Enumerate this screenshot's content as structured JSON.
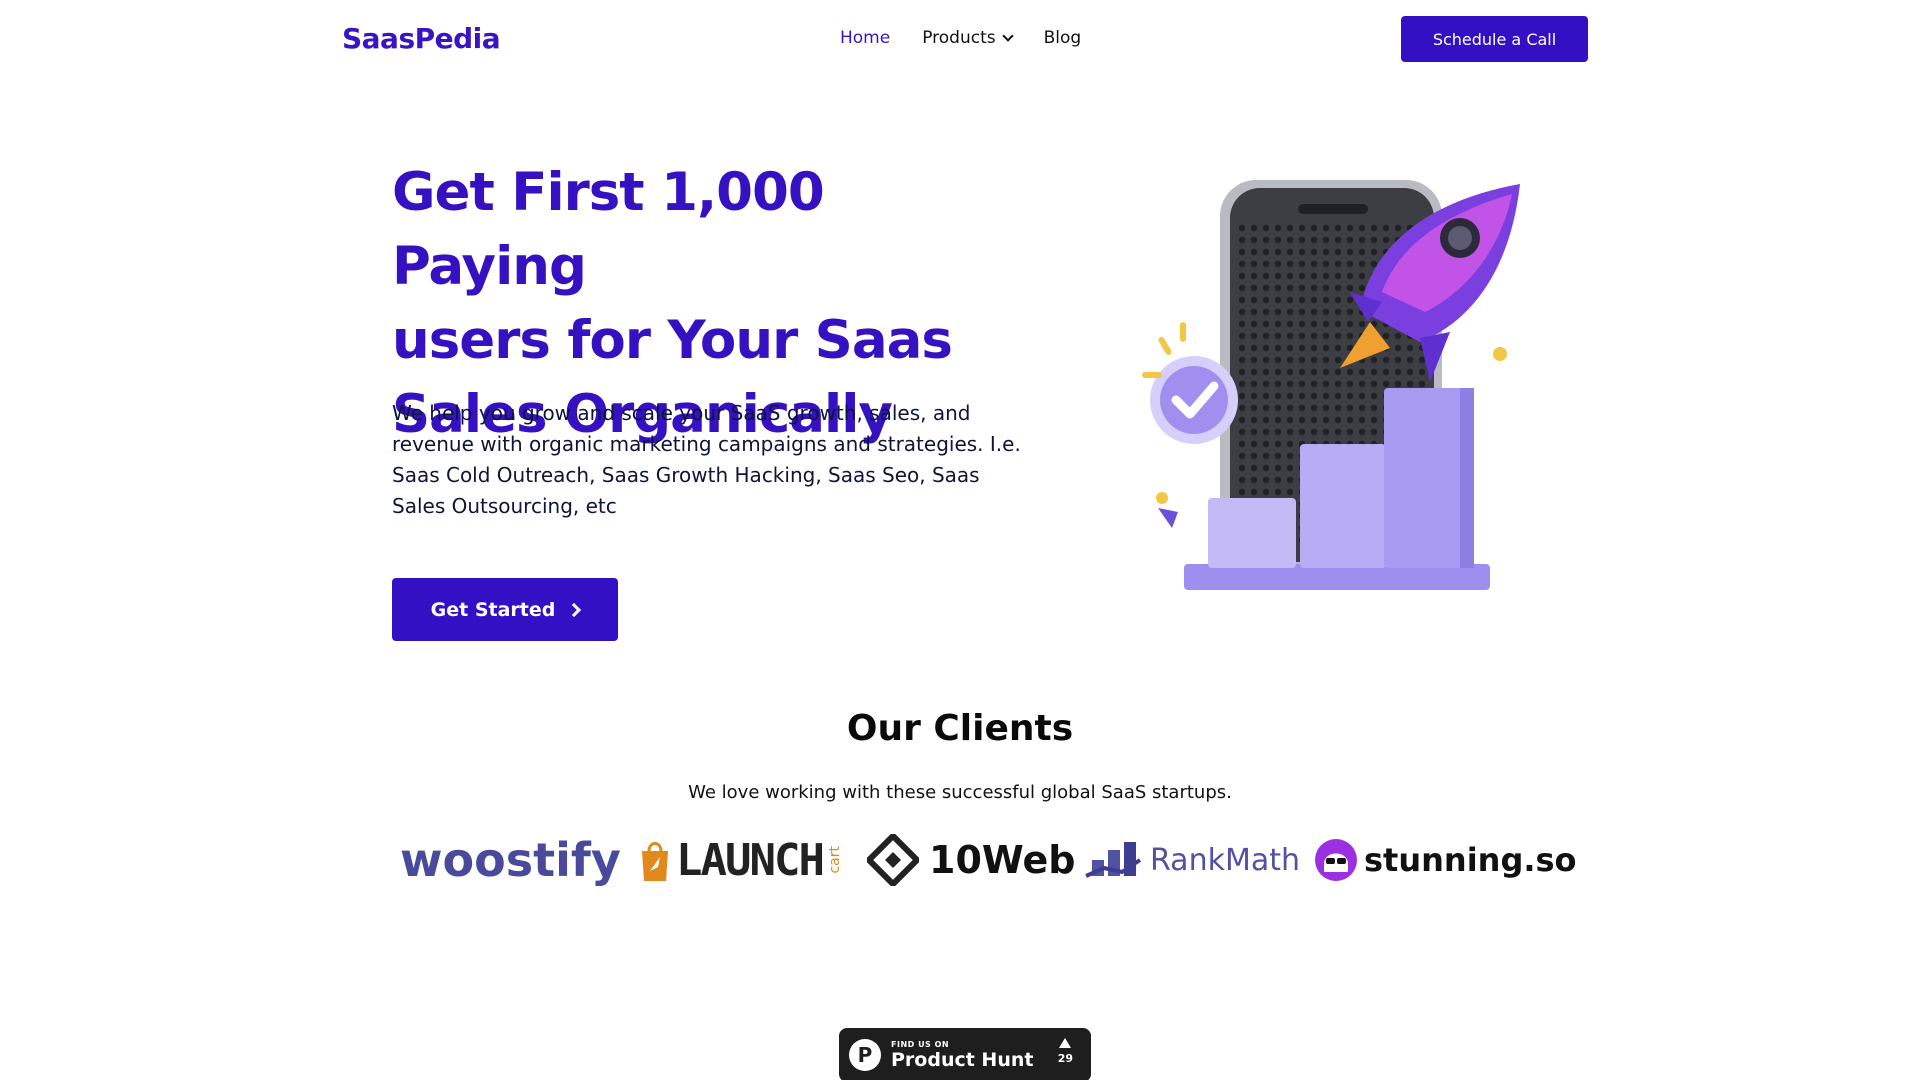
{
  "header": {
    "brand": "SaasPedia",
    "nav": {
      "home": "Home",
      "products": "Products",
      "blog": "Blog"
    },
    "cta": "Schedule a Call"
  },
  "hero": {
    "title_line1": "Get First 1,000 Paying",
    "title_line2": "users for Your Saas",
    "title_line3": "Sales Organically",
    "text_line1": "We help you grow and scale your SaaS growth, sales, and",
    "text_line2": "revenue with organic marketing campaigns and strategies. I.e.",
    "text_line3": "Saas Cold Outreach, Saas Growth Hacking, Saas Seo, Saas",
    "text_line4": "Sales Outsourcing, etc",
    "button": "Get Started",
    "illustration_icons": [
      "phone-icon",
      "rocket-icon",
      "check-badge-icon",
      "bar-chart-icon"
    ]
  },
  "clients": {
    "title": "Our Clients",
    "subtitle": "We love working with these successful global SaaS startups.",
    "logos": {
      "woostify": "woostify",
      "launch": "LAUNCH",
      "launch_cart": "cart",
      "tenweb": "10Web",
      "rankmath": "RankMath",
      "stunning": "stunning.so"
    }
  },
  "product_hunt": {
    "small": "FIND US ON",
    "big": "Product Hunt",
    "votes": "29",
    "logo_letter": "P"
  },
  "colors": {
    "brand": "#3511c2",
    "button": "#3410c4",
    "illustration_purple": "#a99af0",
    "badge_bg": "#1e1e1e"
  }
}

++++++

**WHAT YOU WILL DO**
Copy everything in the records above except the pictures, exactly as written.

**RESULT**
Enumerate this screenshot's content as structured JSON.
{
  "header": {
    "brand": "SaasPedia",
    "nav": {
      "home": "Home",
      "products": "Products",
      "blog": "Blog"
    },
    "cta": "Schedule a Call"
  },
  "hero": {
    "title_line1": "Get First 1,000 Paying",
    "title_line2": "users for Your Saas",
    "title_line3": "Sales Organically",
    "text_line1": "We help you grow and scale your SaaS growth, sales, and",
    "text_line2": "revenue with organic marketing campaigns and strategies. I.e.",
    "text_line3": "Saas Cold Outreach, Saas Growth Hacking, Saas Seo, Saas",
    "text_line4": "Sales Outsourcing, etc",
    "button": "Get Started",
    "illustration_icons": [
      "phone-icon",
      "rocket-icon",
      "check-badge-icon",
      "bar-chart-icon"
    ]
  },
  "clients": {
    "title": "Our Clients",
    "subtitle": "We love working with these successful global SaaS startups.",
    "logos": {
      "woostify": "woostify",
      "launch": "LAUNCH",
      "launch_cart": "cart",
      "tenweb": "10Web",
      "rankmath": "RankMath",
      "stunning": "stunning.so"
    }
  },
  "product_hunt": {
    "small": "FIND US ON",
    "big": "Product Hunt",
    "votes": "29",
    "logo_letter": "P"
  },
  "colors": {
    "brand": "#3511c2",
    "button": "#3410c4",
    "illustration_purple": "#a99af0",
    "badge_bg": "#1e1e1e"
  }
}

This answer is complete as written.